> STORED RECORDS
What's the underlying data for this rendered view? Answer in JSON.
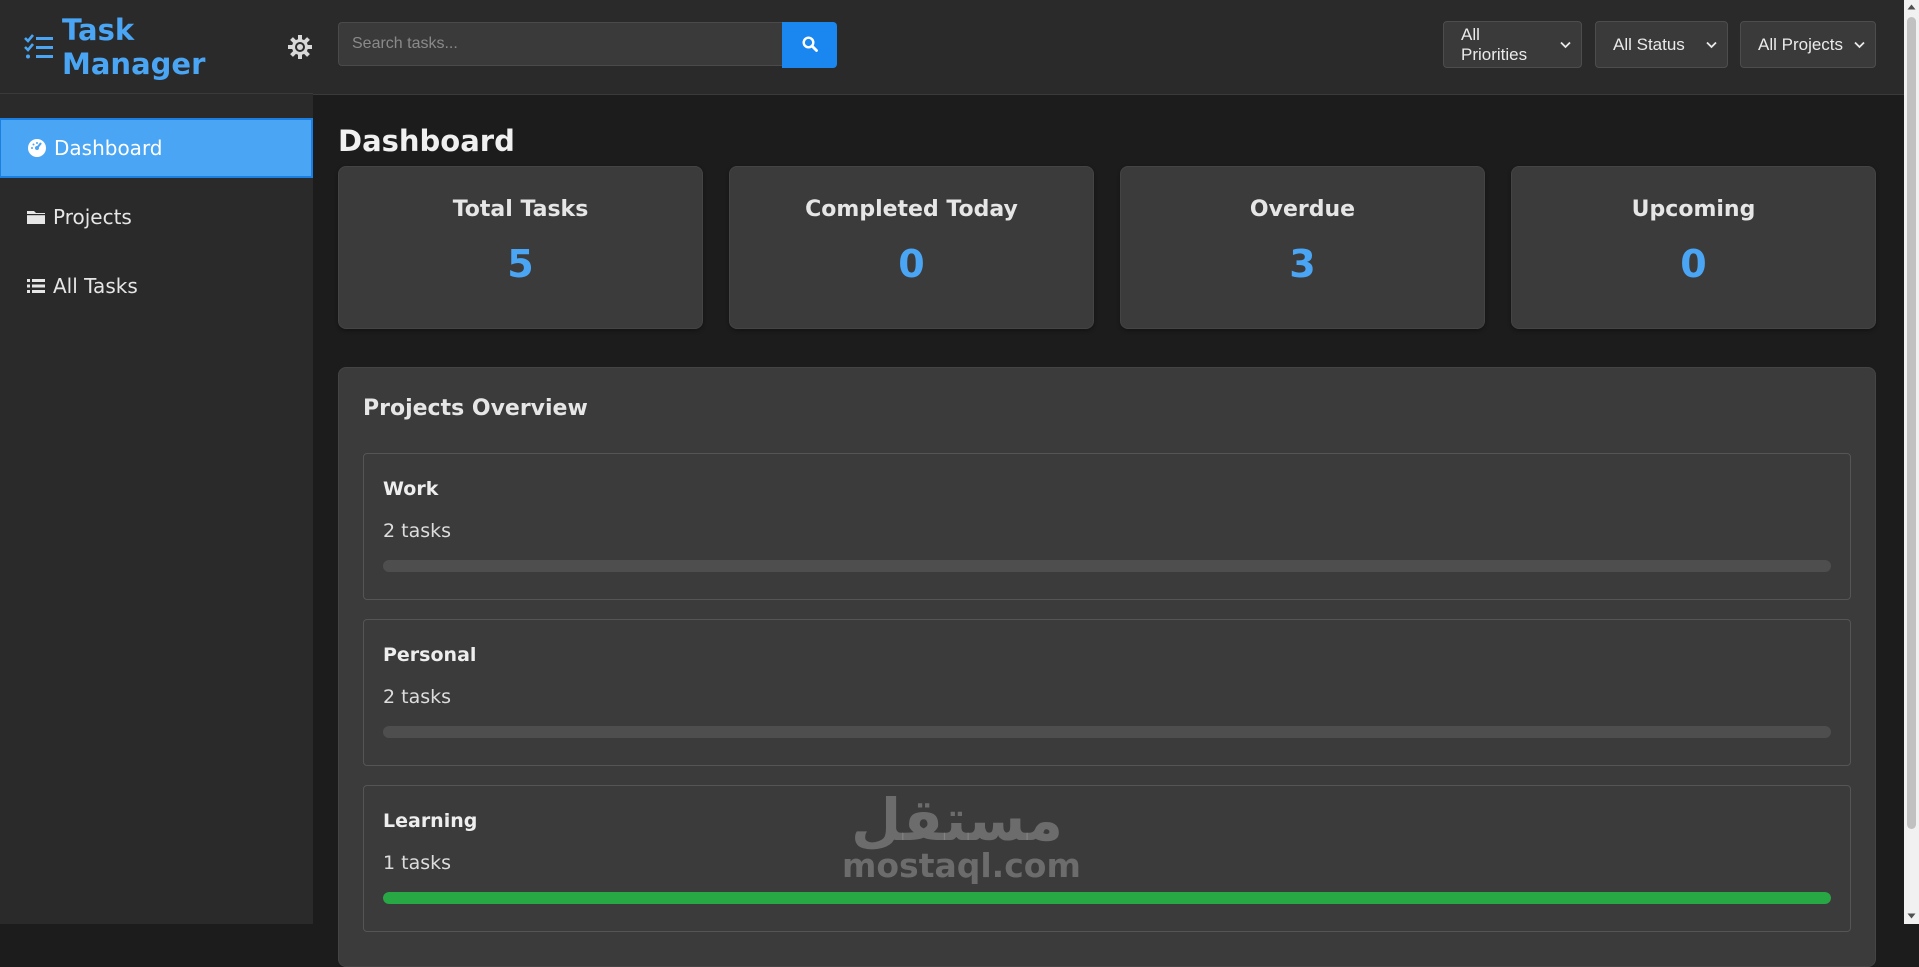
{
  "brand": {
    "title": "Task Manager"
  },
  "sidebar": {
    "items": [
      {
        "label": "Dashboard",
        "icon": "gauge-icon"
      },
      {
        "label": "Projects",
        "icon": "folder-icon"
      },
      {
        "label": "All Tasks",
        "icon": "list-icon"
      }
    ]
  },
  "search": {
    "placeholder": "Search tasks...",
    "value": ""
  },
  "filters": {
    "priority": "All Priorities",
    "status": "All Status",
    "project": "All Projects"
  },
  "page": {
    "title": "Dashboard"
  },
  "stats": [
    {
      "label": "Total Tasks",
      "value": "5"
    },
    {
      "label": "Completed Today",
      "value": "0"
    },
    {
      "label": "Overdue",
      "value": "3"
    },
    {
      "label": "Upcoming",
      "value": "0"
    }
  ],
  "overview": {
    "title": "Projects Overview",
    "projects": [
      {
        "name": "Work",
        "count": "2 tasks",
        "progress": 0
      },
      {
        "name": "Personal",
        "count": "2 tasks",
        "progress": 0
      },
      {
        "name": "Learning",
        "count": "1 tasks",
        "progress": 1
      }
    ]
  },
  "watermark": {
    "arabic": "مستقل",
    "latin": "mostaql.com"
  },
  "colors": {
    "accent": "#4aa6f5",
    "search_button": "#1a87f0",
    "progress": "#28a745"
  }
}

> THE TASK
Reproduce each line exactly, please, except for any pictures.

> FINISHED EXERCISE
What's the underlying data for this rendered view? Answer in JSON.
{
  "brand": {
    "title": "Task Manager"
  },
  "sidebar": {
    "items": [
      {
        "label": "Dashboard",
        "icon": "gauge-icon"
      },
      {
        "label": "Projects",
        "icon": "folder-icon"
      },
      {
        "label": "All Tasks",
        "icon": "list-icon"
      }
    ]
  },
  "search": {
    "placeholder": "Search tasks...",
    "value": ""
  },
  "filters": {
    "priority": "All Priorities",
    "status": "All Status",
    "project": "All Projects"
  },
  "page": {
    "title": "Dashboard"
  },
  "stats": [
    {
      "label": "Total Tasks",
      "value": "5"
    },
    {
      "label": "Completed Today",
      "value": "0"
    },
    {
      "label": "Overdue",
      "value": "3"
    },
    {
      "label": "Upcoming",
      "value": "0"
    }
  ],
  "overview": {
    "title": "Projects Overview",
    "projects": [
      {
        "name": "Work",
        "count": "2 tasks",
        "progress": 0
      },
      {
        "name": "Personal",
        "count": "2 tasks",
        "progress": 0
      },
      {
        "name": "Learning",
        "count": "1 tasks",
        "progress": 1
      }
    ]
  },
  "watermark": {
    "arabic": "مستقل",
    "latin": "mostaql.com"
  },
  "colors": {
    "accent": "#4aa6f5",
    "search_button": "#1a87f0",
    "progress": "#28a745"
  }
}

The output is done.